Filter the entries and keep only the lines where the string "voit" appears.

══ Working data

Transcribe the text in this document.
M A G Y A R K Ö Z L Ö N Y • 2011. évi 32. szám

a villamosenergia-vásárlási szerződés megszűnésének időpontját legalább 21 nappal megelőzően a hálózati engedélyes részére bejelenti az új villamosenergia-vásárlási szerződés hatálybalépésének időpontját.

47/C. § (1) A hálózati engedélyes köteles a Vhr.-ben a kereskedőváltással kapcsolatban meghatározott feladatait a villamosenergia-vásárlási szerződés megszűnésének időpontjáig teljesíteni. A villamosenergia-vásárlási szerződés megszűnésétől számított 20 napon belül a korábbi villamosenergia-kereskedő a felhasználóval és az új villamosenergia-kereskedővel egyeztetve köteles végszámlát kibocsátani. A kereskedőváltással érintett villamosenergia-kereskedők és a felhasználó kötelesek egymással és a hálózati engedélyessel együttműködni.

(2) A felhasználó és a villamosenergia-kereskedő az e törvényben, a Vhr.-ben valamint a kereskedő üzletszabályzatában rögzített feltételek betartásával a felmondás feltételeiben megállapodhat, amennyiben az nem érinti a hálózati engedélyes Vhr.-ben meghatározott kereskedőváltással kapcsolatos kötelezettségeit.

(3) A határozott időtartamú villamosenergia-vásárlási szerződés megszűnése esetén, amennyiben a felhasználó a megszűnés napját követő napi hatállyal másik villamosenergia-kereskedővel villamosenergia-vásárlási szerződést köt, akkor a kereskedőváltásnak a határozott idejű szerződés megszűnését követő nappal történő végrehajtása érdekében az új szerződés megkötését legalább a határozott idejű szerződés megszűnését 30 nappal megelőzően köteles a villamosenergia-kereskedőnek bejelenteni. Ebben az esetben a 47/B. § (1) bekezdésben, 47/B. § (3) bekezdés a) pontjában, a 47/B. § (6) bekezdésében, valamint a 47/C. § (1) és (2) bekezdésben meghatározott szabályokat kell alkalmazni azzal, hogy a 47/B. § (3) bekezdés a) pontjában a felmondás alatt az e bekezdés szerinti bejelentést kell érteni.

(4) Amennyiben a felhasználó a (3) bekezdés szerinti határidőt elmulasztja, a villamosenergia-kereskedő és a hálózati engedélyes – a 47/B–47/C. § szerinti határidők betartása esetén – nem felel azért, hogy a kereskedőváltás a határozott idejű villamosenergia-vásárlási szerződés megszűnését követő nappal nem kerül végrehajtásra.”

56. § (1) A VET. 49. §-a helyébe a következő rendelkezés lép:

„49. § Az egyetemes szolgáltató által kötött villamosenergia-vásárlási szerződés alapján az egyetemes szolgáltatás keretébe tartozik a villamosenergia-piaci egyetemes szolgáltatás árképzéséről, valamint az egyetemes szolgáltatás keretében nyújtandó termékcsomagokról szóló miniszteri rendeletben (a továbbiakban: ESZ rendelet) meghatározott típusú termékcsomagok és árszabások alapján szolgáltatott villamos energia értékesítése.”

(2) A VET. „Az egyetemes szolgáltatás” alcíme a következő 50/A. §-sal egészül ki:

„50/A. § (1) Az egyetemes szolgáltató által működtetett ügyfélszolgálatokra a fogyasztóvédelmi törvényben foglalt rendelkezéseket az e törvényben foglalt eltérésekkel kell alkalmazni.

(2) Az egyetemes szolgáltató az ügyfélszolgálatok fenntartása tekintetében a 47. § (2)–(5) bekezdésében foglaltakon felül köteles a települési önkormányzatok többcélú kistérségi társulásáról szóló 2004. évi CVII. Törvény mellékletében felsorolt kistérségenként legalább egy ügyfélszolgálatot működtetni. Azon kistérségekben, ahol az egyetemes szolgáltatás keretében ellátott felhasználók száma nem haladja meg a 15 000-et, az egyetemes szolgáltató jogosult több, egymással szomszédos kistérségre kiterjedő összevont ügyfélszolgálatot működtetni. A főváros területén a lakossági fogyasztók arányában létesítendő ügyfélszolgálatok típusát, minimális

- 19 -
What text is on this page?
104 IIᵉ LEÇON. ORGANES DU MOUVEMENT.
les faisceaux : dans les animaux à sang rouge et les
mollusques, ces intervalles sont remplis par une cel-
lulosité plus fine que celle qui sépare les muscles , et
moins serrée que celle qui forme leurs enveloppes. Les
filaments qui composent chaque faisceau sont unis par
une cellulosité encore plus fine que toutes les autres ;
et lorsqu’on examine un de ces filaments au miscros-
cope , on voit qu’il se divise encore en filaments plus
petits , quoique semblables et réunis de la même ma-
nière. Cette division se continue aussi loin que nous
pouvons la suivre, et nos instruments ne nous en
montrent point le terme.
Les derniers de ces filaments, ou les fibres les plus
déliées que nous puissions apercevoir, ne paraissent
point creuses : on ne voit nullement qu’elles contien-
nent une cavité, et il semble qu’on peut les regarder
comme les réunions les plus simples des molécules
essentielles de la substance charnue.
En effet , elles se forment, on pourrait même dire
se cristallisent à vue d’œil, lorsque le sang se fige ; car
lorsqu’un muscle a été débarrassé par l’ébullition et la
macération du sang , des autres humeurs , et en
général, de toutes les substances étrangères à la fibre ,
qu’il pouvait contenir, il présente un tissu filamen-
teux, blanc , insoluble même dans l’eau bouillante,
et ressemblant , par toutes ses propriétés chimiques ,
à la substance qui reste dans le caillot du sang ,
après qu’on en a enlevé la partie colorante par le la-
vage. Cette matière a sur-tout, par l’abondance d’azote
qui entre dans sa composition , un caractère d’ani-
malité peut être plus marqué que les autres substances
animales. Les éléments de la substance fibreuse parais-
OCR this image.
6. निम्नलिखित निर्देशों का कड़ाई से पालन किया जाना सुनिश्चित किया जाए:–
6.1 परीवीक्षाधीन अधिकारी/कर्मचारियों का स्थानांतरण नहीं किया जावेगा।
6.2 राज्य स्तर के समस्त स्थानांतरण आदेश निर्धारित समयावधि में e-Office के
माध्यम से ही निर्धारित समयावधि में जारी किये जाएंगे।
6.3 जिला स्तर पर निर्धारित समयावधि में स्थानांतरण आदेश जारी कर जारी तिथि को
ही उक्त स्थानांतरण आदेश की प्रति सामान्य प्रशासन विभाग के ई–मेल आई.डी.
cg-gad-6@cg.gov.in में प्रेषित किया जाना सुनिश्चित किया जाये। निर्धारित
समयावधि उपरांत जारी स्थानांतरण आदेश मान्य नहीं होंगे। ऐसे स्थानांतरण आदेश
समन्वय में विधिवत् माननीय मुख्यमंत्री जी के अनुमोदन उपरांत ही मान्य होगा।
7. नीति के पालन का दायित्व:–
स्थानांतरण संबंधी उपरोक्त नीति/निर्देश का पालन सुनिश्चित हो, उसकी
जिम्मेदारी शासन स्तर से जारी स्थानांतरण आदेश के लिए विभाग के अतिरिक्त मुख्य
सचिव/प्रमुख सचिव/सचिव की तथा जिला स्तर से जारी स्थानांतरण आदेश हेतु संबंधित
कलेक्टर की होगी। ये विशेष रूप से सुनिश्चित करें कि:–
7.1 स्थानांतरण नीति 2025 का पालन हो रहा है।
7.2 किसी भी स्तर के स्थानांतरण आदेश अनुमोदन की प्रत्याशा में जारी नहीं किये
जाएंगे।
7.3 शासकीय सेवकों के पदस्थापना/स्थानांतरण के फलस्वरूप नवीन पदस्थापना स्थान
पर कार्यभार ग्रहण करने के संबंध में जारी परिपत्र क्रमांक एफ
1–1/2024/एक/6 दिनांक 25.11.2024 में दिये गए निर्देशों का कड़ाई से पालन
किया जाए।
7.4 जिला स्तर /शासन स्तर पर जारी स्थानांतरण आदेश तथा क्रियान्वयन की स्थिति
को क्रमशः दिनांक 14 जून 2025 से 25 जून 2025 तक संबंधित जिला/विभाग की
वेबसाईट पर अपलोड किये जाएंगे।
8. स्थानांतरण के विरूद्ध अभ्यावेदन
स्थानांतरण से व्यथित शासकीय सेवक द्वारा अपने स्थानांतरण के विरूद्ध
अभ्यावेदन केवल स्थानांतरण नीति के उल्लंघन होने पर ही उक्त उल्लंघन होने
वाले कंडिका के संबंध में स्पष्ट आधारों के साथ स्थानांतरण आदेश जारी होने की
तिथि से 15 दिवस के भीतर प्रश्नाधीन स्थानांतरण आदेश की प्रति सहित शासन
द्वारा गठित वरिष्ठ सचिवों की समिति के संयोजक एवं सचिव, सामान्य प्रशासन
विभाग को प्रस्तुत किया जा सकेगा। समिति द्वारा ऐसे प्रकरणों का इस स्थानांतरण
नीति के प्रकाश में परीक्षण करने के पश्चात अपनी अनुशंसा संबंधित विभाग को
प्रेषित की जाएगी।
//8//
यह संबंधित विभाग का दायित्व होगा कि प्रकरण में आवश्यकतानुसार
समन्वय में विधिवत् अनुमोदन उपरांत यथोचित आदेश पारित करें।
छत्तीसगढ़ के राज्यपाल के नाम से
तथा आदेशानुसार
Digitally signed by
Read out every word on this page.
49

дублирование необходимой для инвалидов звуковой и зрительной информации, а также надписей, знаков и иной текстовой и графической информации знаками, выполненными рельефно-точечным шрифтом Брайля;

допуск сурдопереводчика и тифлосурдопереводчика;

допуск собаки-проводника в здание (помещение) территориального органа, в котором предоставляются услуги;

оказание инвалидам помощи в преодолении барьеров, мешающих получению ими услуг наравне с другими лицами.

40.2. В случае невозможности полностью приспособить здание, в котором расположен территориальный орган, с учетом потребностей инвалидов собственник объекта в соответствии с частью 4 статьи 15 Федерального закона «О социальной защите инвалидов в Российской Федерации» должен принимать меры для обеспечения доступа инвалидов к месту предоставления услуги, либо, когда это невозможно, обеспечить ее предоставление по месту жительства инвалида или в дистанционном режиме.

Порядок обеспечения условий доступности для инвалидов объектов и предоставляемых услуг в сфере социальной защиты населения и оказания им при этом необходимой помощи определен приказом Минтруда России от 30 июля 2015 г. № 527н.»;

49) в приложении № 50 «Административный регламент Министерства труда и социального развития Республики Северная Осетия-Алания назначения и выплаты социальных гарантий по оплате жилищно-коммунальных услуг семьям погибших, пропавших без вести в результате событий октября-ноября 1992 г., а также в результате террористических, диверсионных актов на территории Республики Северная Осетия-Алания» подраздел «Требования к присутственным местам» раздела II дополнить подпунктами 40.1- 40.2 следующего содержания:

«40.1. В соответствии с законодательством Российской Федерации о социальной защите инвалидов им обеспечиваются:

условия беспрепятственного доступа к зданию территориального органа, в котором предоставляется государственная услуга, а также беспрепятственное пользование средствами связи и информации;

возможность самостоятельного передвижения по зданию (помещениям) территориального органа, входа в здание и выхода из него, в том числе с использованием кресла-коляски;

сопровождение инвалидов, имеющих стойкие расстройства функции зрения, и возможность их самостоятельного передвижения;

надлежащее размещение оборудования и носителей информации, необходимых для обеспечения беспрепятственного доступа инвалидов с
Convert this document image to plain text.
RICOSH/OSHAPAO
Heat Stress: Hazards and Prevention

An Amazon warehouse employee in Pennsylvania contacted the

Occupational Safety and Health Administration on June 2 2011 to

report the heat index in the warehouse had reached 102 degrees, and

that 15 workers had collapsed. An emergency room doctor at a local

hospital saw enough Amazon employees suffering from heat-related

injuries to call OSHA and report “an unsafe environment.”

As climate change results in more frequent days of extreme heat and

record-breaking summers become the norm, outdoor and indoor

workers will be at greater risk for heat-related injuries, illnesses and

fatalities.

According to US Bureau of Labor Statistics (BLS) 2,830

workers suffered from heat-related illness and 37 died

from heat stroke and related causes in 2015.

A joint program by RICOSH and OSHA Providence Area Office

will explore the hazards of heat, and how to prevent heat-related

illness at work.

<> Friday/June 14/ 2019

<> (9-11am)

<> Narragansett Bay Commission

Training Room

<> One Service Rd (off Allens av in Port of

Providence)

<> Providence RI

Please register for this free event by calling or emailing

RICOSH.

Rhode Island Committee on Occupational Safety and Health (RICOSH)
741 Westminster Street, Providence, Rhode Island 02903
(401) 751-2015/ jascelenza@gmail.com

════

§ The result
cope , on voit qu’il se divise encore en filaments plus
point creuses : on ne voit nullement qu’elles contien-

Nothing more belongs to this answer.